- [Problem requirements]
Write out each entry, exactly the way it appears.

Dataset excerpt:
----------------------------------------

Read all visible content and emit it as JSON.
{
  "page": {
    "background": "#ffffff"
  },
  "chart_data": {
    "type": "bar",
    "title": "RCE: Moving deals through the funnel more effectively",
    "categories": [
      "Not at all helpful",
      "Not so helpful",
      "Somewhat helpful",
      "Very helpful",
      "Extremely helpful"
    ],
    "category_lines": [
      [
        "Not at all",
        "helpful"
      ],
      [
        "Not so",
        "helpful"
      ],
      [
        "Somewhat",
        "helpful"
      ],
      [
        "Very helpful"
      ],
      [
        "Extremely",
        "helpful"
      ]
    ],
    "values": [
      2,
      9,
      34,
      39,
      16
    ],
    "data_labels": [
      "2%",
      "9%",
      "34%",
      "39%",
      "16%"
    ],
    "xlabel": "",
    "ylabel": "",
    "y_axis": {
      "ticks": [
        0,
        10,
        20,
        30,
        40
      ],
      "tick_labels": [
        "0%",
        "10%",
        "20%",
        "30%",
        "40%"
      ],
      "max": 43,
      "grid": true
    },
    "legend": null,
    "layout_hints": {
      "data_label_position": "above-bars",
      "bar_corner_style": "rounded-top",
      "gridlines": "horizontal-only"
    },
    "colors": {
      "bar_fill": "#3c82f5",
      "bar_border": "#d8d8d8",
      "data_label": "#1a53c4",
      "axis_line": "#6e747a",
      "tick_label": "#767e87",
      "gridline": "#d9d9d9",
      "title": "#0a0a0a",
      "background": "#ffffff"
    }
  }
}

----------------------------------------

- [Solution to the problem]
Read all visible content and emit it as JSON.
{
  "page": {
    "background": "#ffffff"
  },
  "chart_data": {
    "type": "bar",
    "title": "RCE: Moving deals through the funnel more effectively",
    "categories": [
      "Not at all helpful",
      "Not so helpful",
      "Somewhat helpful",
      "Very helpful",
      "Extremely helpful"
    ],
    "category_lines": [
      [
        "Not at all",
        "helpful"
      ],
      [
        "Not so",
        "helpful"
      ],
      [
        "Somewhat",
        "helpful"
      ],
      [
        "Very helpful"
      ],
      [
        "Extremely",
        "helpful"
      ]
    ],
    "values": [
      2,
      9,
      34,
      39,
      16
    ],
    "data_labels": [
      "2%",
      "9%",
      "34%",
      "39%",
      "16%"
    ],
    "xlabel": "",
    "ylabel": "",
    "y_axis": {
      "ticks": [
        0,
        10,
        20,
        30,
        40
      ],
      "tick_labels": [
        "0%",
        "10%",
        "20%",
        "30%",
        "40%"
      ],
      "max": 43,
      "grid": true
    },
    "legend": null,
    "layout_hints": {
      "data_label_position": "above-bars",
      "bar_corner_style": "rounded-top",
      "gridlines": "horizontal-only"
    },
    "colors": {
      "bar_fill": "#3c82f5",
      "bar_border": "#d8d8d8",
      "data_label": "#1a53c4",
      "axis_line": "#6e747a",
      "tick_label": "#767e87",
      "gridline": "#d9d9d9",
      "title": "#0a0a0a",
      "background": "#ffffff"
    }
  }
}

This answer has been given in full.